* Given task
Search the material for the word "lệch" and copy each line that holds it.

## BEGIN

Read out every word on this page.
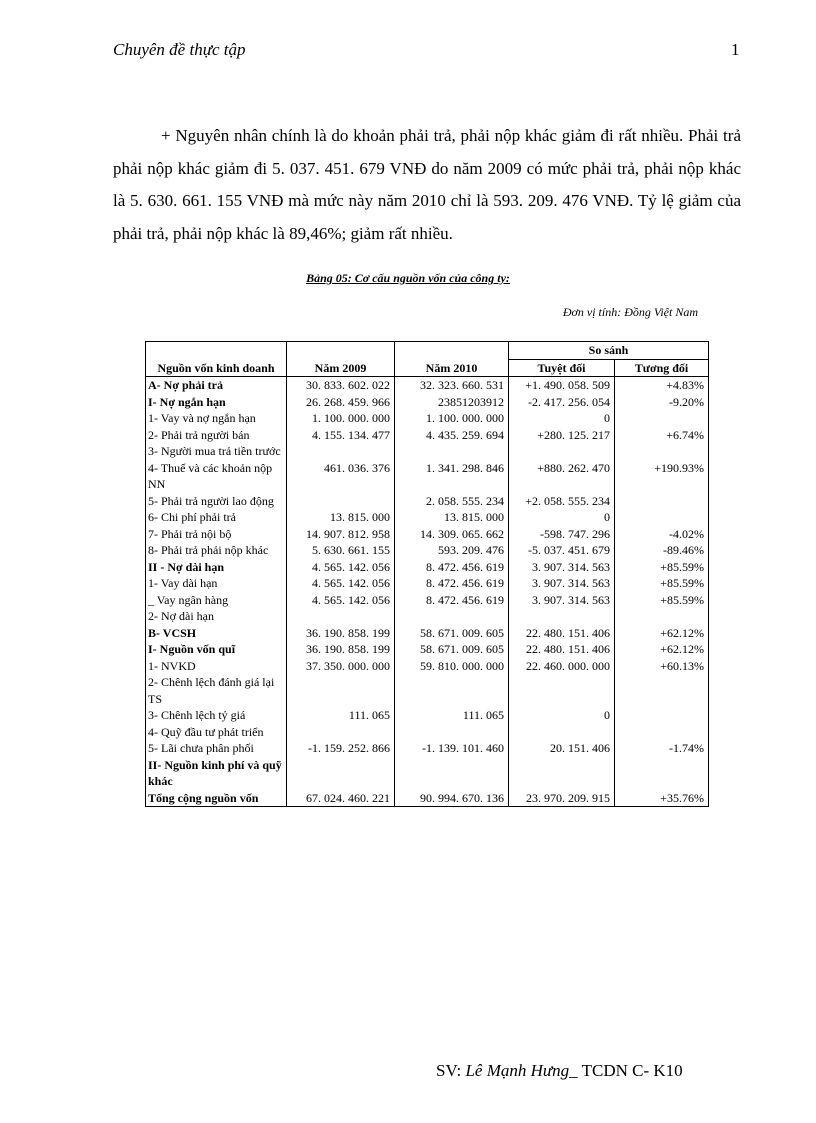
Chuyên đề thực tập	1

+ Nguyên nhân chính là do khoản phải trả, phải nộp khác giảm đi rất nhiều. Phải trả phải nộp khác giảm đi 5. 037. 451. 679 VNĐ do năm 2009 có mức phải trả, phải nộp khác là 5. 630. 661. 155 VNĐ mà mức này năm 2010 chỉ là 593. 209. 476 VNĐ. Tỷ lệ giảm của phải trả, phải nộp khác là 89,46%; giảm rất nhiều.

Bảng 05: Cơ cấu nguồn vốn của công ty:
Đơn vị tính: Đồng Việt Nam
Nguồn vốn kinh doanh	Năm 2009	Năm 2010	So sánh	
			Tuyệt đối	Tương đối
A- Nợ phải trả	30. 833. 602. 022	32. 323. 660. 531	+1. 490. 058. 509	+4.83%
I- Nợ ngắn hạn	26. 268. 459. 966	23851203912	-2. 417. 256. 054	-9.20%
1- Vay và nợ ngắn hạn	1. 100. 000. 000	1. 100. 000. 000	0	
2- Phải trả người bán	4. 155. 134. 477	4. 435. 259. 694	+280. 125. 217	+6.74%
3- Người mua trả tiền trước				
4- Thuế và các khoản nộp NN	461. 036. 376	1. 341. 298. 846	+880. 262. 470	+190.93%
5- Phải trả người lao động		2. 058. 555. 234	+2. 058. 555. 234	
6- Chi phí phải trả	13. 815. 000	13. 815. 000	0	
7- Phải trả nội bộ	14. 907. 812. 958	14. 309. 065. 662	-598. 747. 296	-4.02%
8- Phải trả phải nộp khác	5. 630. 661. 155	593. 209. 476	-5. 037. 451. 679	-89.46%
II - Nợ dài hạn	4. 565. 142. 056	8. 472. 456. 619	3. 907. 314. 563	+85.59%
1- Vay dài hạn	4. 565. 142. 056	8. 472. 456. 619	3. 907. 314. 563	+85.59%
_ Vay ngân hàng	4. 565. 142. 056	8. 472. 456. 619	3. 907. 314. 563	+85.59%
2- Nợ dài hạn				
B- VCSH	36. 190. 858. 199	58. 671. 009. 605	22. 480. 151. 406	+62.12%
I- Nguồn vốn quĩ	36. 190. 858. 199	58. 671. 009. 605	22. 480. 151. 406	+62.12%
1- NVKD	37. 350. 000. 000	59. 810. 000. 000	22. 460. 000. 000	+60.13%
2- Chênh lệch đánh giá lại TS				
3- Chênh lệch tỷ giá	111. 065	111. 065	0	
4- Quỹ đầu tư phát triển				
5- Lãi chưa phân phối	-1. 159. 252. 866	-1. 139. 101. 460	20. 151. 406	-1.74%
II- Nguồn kinh phí và quỹ khác				
Tổng cộng nguồn vốn	67. 024. 460. 221	90. 994. 670. 136	23. 970. 209. 915	+35.76%
SV: Lê Mạnh Hưng_ TCDN C- K10
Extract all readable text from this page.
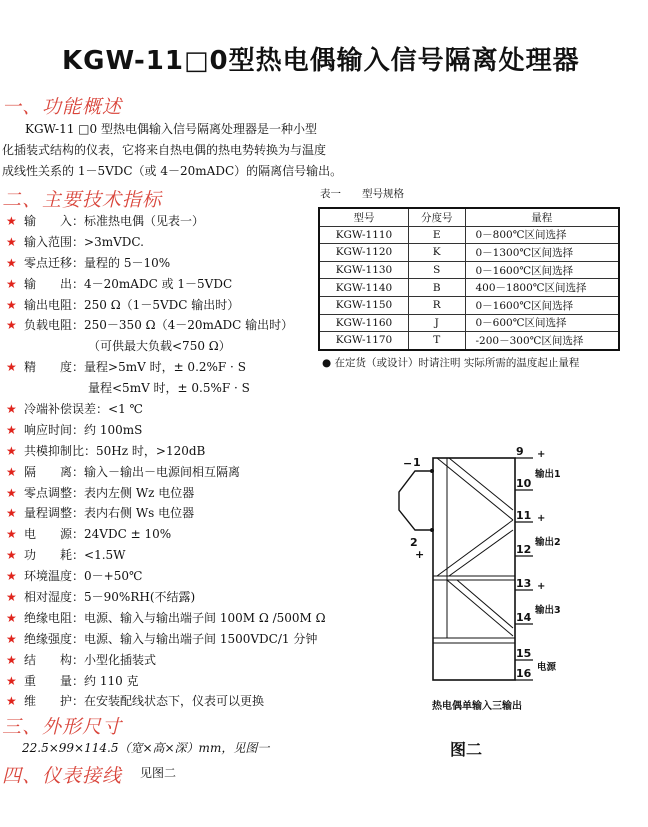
KGW-11□0型热电偶输入信号隔离处理器
一、功能概述
KGW-11 □0 型热电偶输入信号隔离处理器是一种小型
化插装式结构的仪表，它将来自热电偶的热电势转换为与温度
成线性关系的 1－5VDC（或 4－20mADC）的隔离信号输出。
二、主要技术指标
★ 输　　入：标准热电偶（见表一）
★ 输入范围：>3mVDC.
★ 零点迁移：量程的 5－10%
★ 输　　出：4－20mADC 或 1－5VDC
★ 输出电阻：250 Ω（1－5VDC 输出时）
★ 负载电阻：250－350 Ω（4－20mADC 输出时）
（可供最大负载<750 Ω）
★ 精　　度：量程>5mV 时，± 0.2%F · S
量程<5mV 时，± 0.5%F · S
★ 冷端补偿误差：<1 ℃
★ 响应时间：约 100mS
★ 共模抑制比：50Hz 时，>120dB
★ 隔　　离：输入－输出－电源间相互隔离
★ 零点调整：表内左侧 Wz 电位器
★ 量程调整：表内右侧 Ws 电位器
★ 电　　源：24VDC ± 10%
★ 功　　耗：<1.5W
★ 环境温度：0－+50℃
★ 相对湿度：5－90%RH(不结露)
★ 绝缘电阻：电源、输入与输出端子间 100M Ω /500M Ω
★ 绝缘强度：电源、输入与输出端子间 1500VDC/1 分钟
★ 结　　构：小型化插装式
★ 重　　量：约 110 克
★ 维　　护：在安装配线状态下，仪表可以更换
三、外形尺寸
22.5×99×114.5（宽×高×深）mm，见图一
四、仪表接线 见图二
表一　　型号规格
型号	分度号	量程
KGW-1110	E	0－800℃区间选择
KGW-1120	K	0－1300℃区间选择
KGW-1130	S	0－1600℃区间选择
KGW-1140	B	400－1800℃区间选择
KGW-1150	R	0－1600℃区间选择
KGW-1160	J	0－600℃区间选择
KGW-1170	T	-200－300℃区间选择
● 在定货（或设计）时请注明 实际所需的温度起止量程
− 1
2
+
9
10
11
12
13
14
15
16
+
+
+
输出1
输出2
输出3
电源
热电偶单输入三输出
图二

## END

* Result of the task
2- Chênh lệch đánh giá lại TS				
3- Chênh lệch tỷ giá	111. 065	111. 065	0	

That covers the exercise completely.